=== INSTRUCTIONS FOR THE TASK ===
Leave out the pictures and transcribe the rest of the records exactly.

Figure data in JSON

***

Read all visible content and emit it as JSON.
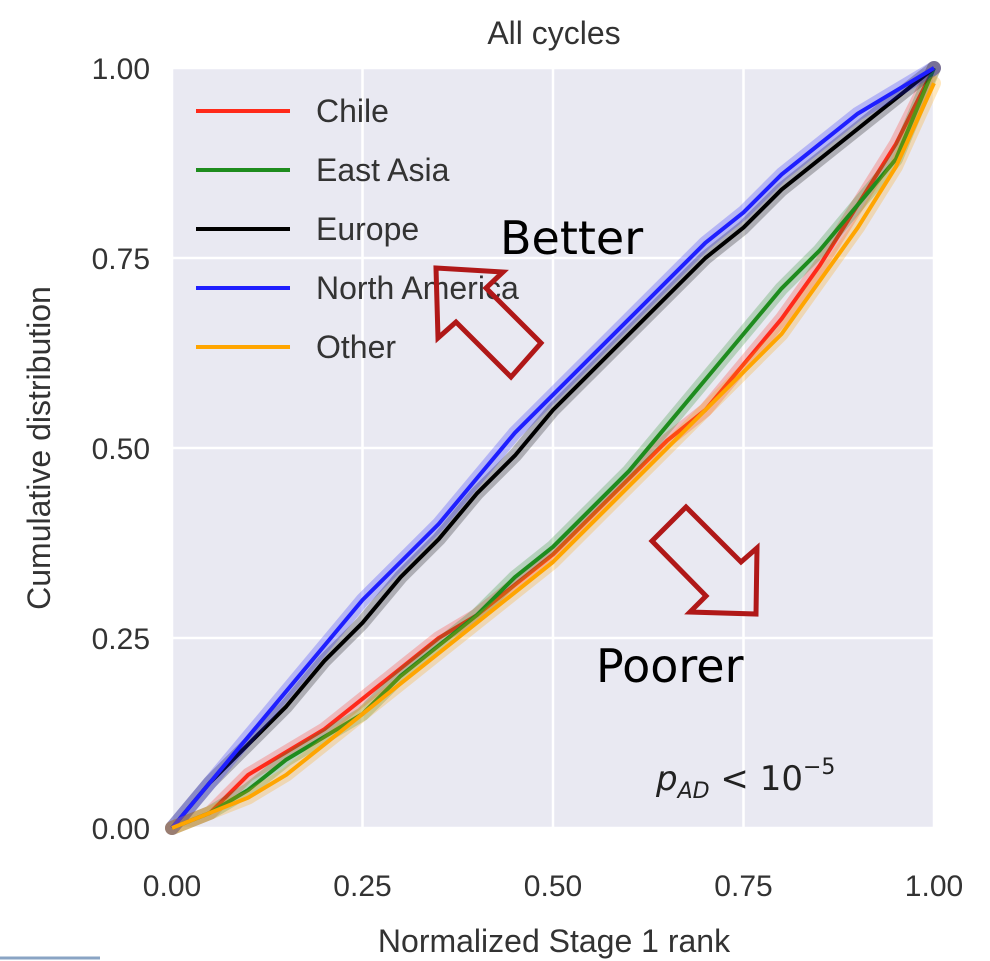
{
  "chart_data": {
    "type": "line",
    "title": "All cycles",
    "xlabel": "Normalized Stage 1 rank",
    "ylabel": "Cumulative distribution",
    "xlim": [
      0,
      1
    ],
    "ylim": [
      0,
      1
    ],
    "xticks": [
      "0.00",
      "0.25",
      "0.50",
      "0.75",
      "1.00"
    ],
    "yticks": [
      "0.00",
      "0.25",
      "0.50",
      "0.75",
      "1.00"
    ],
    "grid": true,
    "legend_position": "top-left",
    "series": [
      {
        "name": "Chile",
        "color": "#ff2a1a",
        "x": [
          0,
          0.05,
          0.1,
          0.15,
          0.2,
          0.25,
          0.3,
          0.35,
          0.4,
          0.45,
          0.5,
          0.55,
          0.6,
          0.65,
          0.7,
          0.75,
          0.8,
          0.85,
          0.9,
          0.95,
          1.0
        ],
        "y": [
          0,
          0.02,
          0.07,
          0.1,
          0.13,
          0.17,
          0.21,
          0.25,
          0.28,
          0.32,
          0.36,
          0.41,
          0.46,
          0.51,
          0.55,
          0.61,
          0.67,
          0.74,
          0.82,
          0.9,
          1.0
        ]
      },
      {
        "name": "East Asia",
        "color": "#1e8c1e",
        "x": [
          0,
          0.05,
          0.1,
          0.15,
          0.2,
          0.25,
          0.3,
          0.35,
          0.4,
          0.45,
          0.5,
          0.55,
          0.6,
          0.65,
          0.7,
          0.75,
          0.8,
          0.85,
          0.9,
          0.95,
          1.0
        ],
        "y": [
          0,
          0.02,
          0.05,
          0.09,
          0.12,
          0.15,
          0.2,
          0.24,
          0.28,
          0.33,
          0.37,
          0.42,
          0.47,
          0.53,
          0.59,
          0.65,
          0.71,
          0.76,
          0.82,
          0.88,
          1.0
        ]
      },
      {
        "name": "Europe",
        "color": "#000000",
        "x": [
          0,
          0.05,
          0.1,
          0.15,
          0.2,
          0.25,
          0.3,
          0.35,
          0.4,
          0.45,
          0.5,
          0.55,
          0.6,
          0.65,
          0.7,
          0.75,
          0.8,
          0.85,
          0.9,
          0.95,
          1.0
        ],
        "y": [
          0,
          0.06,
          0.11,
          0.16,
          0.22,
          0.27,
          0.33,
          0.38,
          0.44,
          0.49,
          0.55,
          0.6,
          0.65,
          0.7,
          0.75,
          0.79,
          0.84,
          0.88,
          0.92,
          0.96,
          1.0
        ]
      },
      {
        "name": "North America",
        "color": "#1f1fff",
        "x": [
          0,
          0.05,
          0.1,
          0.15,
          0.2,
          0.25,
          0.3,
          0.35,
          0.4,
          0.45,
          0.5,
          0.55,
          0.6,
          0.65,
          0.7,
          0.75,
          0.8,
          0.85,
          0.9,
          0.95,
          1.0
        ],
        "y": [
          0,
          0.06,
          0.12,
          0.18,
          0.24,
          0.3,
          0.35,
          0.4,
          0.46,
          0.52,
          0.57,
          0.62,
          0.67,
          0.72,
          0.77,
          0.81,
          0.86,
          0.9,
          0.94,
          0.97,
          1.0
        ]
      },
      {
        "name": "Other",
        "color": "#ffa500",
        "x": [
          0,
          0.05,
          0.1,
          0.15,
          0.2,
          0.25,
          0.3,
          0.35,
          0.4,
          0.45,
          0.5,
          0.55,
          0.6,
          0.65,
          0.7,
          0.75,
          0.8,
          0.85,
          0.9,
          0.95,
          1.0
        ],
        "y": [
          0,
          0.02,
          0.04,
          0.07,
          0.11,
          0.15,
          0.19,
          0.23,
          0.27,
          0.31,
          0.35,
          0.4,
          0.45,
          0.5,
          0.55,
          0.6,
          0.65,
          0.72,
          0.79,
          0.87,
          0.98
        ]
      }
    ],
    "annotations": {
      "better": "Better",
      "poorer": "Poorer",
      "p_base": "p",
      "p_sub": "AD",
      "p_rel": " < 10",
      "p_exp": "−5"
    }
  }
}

***

=== ANSWER TO THIS EXERCISE ===
Read all visible content and emit it as JSON.
{
  "chart_data": {
    "type": "line",
    "title": "All cycles",
    "xlabel": "Normalized Stage 1 rank",
    "ylabel": "Cumulative distribution",
    "xlim": [
      0,
      1
    ],
    "ylim": [
      0,
      1
    ],
    "xticks": [
      "0.00",
      "0.25",
      "0.50",
      "0.75",
      "1.00"
    ],
    "yticks": [
      "0.00",
      "0.25",
      "0.50",
      "0.75",
      "1.00"
    ],
    "grid": true,
    "legend_position": "top-left",
    "series": [
      {
        "name": "Chile",
        "color": "#ff2a1a",
        "x": [
          0,
          0.05,
          0.1,
          0.15,
          0.2,
          0.25,
          0.3,
          0.35,
          0.4,
          0.45,
          0.5,
          0.55,
          0.6,
          0.65,
          0.7,
          0.75,
          0.8,
          0.85,
          0.9,
          0.95,
          1.0
        ],
        "y": [
          0,
          0.02,
          0.07,
          0.1,
          0.13,
          0.17,
          0.21,
          0.25,
          0.28,
          0.32,
          0.36,
          0.41,
          0.46,
          0.51,
          0.55,
          0.61,
          0.67,
          0.74,
          0.82,
          0.9,
          1.0
        ]
      },
      {
        "name": "East Asia",
        "color": "#1e8c1e",
        "x": [
          0,
          0.05,
          0.1,
          0.15,
          0.2,
          0.25,
          0.3,
          0.35,
          0.4,
          0.45,
          0.5,
          0.55,
          0.6,
          0.65,
          0.7,
          0.75,
          0.8,
          0.85,
          0.9,
          0.95,
          1.0
        ],
        "y": [
          0,
          0.02,
          0.05,
          0.09,
          0.12,
          0.15,
          0.2,
          0.24,
          0.28,
          0.33,
          0.37,
          0.42,
          0.47,
          0.53,
          0.59,
          0.65,
          0.71,
          0.76,
          0.82,
          0.88,
          1.0
        ]
      },
      {
        "name": "Europe",
        "color": "#000000",
        "x": [
          0,
          0.05,
          0.1,
          0.15,
          0.2,
          0.25,
          0.3,
          0.35,
          0.4,
          0.45,
          0.5,
          0.55,
          0.6,
          0.65,
          0.7,
          0.75,
          0.8,
          0.85,
          0.9,
          0.95,
          1.0
        ],
        "y": [
          0,
          0.06,
          0.11,
          0.16,
          0.22,
          0.27,
          0.33,
          0.38,
          0.44,
          0.49,
          0.55,
          0.6,
          0.65,
          0.7,
          0.75,
          0.79,
          0.84,
          0.88,
          0.92,
          0.96,
          1.0
        ]
      },
      {
        "name": "North America",
        "color": "#1f1fff",
        "x": [
          0,
          0.05,
          0.1,
          0.15,
          0.2,
          0.25,
          0.3,
          0.35,
          0.4,
          0.45,
          0.5,
          0.55,
          0.6,
          0.65,
          0.7,
          0.75,
          0.8,
          0.85,
          0.9,
          0.95,
          1.0
        ],
        "y": [
          0,
          0.06,
          0.12,
          0.18,
          0.24,
          0.3,
          0.35,
          0.4,
          0.46,
          0.52,
          0.57,
          0.62,
          0.67,
          0.72,
          0.77,
          0.81,
          0.86,
          0.9,
          0.94,
          0.97,
          1.0
        ]
      },
      {
        "name": "Other",
        "color": "#ffa500",
        "x": [
          0,
          0.05,
          0.1,
          0.15,
          0.2,
          0.25,
          0.3,
          0.35,
          0.4,
          0.45,
          0.5,
          0.55,
          0.6,
          0.65,
          0.7,
          0.75,
          0.8,
          0.85,
          0.9,
          0.95,
          1.0
        ],
        "y": [
          0,
          0.02,
          0.04,
          0.07,
          0.11,
          0.15,
          0.19,
          0.23,
          0.27,
          0.31,
          0.35,
          0.4,
          0.45,
          0.5,
          0.55,
          0.6,
          0.65,
          0.72,
          0.79,
          0.87,
          0.98
        ]
      }
    ],
    "annotations": {
      "better": "Better",
      "poorer": "Poorer",
      "p_base": "p",
      "p_sub": "AD",
      "p_rel": " < 10",
      "p_exp": "−5"
    }
  }
}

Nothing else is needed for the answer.